MATERIAL FOR THIS EXERCISE:
□ □ □ □ □ □ □

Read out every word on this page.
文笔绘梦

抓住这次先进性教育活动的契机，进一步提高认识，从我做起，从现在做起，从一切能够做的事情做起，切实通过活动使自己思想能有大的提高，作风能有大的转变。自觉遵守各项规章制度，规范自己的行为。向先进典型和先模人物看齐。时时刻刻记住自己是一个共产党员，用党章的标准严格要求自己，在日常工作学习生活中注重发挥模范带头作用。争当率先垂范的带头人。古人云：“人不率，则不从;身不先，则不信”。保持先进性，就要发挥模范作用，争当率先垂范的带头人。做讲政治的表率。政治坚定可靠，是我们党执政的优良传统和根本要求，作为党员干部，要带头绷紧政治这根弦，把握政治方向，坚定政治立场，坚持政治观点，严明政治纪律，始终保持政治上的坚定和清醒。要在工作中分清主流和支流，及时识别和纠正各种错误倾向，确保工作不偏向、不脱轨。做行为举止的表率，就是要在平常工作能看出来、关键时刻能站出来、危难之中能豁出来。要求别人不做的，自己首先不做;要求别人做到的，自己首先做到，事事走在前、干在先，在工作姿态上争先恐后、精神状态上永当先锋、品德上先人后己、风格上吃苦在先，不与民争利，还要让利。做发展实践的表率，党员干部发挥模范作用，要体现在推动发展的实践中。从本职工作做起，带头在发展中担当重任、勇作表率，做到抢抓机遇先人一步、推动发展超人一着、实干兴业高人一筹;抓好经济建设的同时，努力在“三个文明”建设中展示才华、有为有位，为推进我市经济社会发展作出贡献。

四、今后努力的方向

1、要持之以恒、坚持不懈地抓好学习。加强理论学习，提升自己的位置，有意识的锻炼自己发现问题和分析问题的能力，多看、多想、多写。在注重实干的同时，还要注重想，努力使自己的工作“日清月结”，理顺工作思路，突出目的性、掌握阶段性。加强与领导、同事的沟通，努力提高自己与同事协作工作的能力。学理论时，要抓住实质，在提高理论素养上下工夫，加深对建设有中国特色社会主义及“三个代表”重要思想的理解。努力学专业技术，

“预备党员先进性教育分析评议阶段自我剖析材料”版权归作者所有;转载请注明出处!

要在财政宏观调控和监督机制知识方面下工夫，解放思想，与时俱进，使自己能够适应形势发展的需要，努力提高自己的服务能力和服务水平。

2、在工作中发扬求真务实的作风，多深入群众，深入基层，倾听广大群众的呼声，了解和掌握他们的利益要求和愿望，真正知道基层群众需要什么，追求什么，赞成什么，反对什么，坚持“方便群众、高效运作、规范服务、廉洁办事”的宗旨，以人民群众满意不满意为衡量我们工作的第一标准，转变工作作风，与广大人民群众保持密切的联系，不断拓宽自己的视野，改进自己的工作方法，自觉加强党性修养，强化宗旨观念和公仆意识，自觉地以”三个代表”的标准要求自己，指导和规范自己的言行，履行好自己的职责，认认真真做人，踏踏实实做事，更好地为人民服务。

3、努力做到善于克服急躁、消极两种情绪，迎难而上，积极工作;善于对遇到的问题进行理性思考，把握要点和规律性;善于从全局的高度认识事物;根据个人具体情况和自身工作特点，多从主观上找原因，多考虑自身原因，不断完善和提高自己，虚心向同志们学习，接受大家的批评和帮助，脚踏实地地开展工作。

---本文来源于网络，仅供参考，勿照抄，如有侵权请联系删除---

□ □ □ □ □ □ □

TASK OBJECTIVE:
All the entries above need to be reproduced exactly.

ANSWER IN FULL:
Read out every word on this page.
文笔绘梦

抓住这次先进性教育活动的契机，进一步提高认识，从我做起，从现在做起，从一切能够做的事情做起，切实通过活动使自己思想能有大的提高，作风能有大的转变。自觉遵守各项规章制度，规范自己的行为。向先进典型和先模人物看齐。时时刻刻记住自己是一个共产党员，用党章的标准严格要求自己，在日常工作学习生活中注重发挥模范带头作用。争当率先垂范的带头人。古人云：“人不率，则不从;身不先，则不信”。保持先进性，就要发挥模范作用，争当率先垂范的带头人。做讲政治的表率。政治坚定可靠，是我们党执政的优良传统和根本要求，作为党员干部，要带头绷紧政治这根弦，把握政治方向，坚定政治立场，坚持政治观点，严明政治纪律，始终保持政治上的坚定和清醒。要在工作中分清主流和支流，及时识别和纠正各种错误倾向，确保工作不偏向、不脱轨。做行为举止的表率，就是要在平常工作能看出来、关键时刻能站出来、危难之中能豁出来。要求别人不做的，自己首先不做;要求别人做到的，自己首先做到，事事走在前、干在先，在工作姿态上争先恐后、精神状态上永当先锋、品德上先人后己、风格上吃苦在先，不与民争利，还要让利。做发展实践的表率，党员干部发挥模范作用，要体现在推动发展的实践中。从本职工作做起，带头在发展中担当重任、勇作表率，做到抢抓机遇先人一步、推动发展超人一着、实干兴业高人一筹;抓好经济建设的同时，努力在“三个文明”建设中展示才华、有为有位，为推进我市经济社会发展作出贡献。

四、今后努力的方向

1、要持之以恒、坚持不懈地抓好学习。加强理论学习，提升自己的位置，有意识的锻炼自己发现问题和分析问题的能力，多看、多想、多写。在注重实干的同时，还要注重想，努力使自己的工作“日清月结”，理顺工作思路，突出目的性、掌握阶段性。加强与领导、同事的沟通，努力提高自己与同事协作工作的能力。学理论时，要抓住实质，在提高理论素养上下工夫，加深对建设有中国特色社会主义及“三个代表”重要思想的理解。努力学专业技术，

“预备党员先进性教育分析评议阶段自我剖析材料”版权归作者所有;转载请注明出处!

要在财政宏观调控和监督机制知识方面下工夫，解放思想，与时俱进，使自己能够适应形势发展的需要，努力提高自己的服务能力和服务水平。

2、在工作中发扬求真务实的作风，多深入群众，深入基层，倾听广大群众的呼声，了解和掌握他们的利益要求和愿望，真正知道基层群众需要什么，追求什么，赞成什么，反对什么，坚持“方便群众、高效运作、规范服务、廉洁办事”的宗旨，以人民群众满意不满意为衡量我们工作的第一标准，转变工作作风，与广大人民群众保持密切的联系，不断拓宽自己的视野，改进自己的工作方法，自觉加强党性修养，强化宗旨观念和公仆意识，自觉地以”三个代表”的标准要求自己，指导和规范自己的言行，履行好自己的职责，认认真真做人，踏踏实实做事，更好地为人民服务。

3、努力做到善于克服急躁、消极两种情绪，迎难而上，积极工作;善于对遇到的问题进行理性思考，把握要点和规律性;善于从全局的高度认识事物;根据个人具体情况和自身工作特点，多从主观上找原因，多考虑自身原因，不断完善和提高自己，虚心向同志们学习，接受大家的批评和帮助，脚踏实地地开展工作。

---本文来源于网络，仅供参考，勿照抄，如有侵权请联系删除---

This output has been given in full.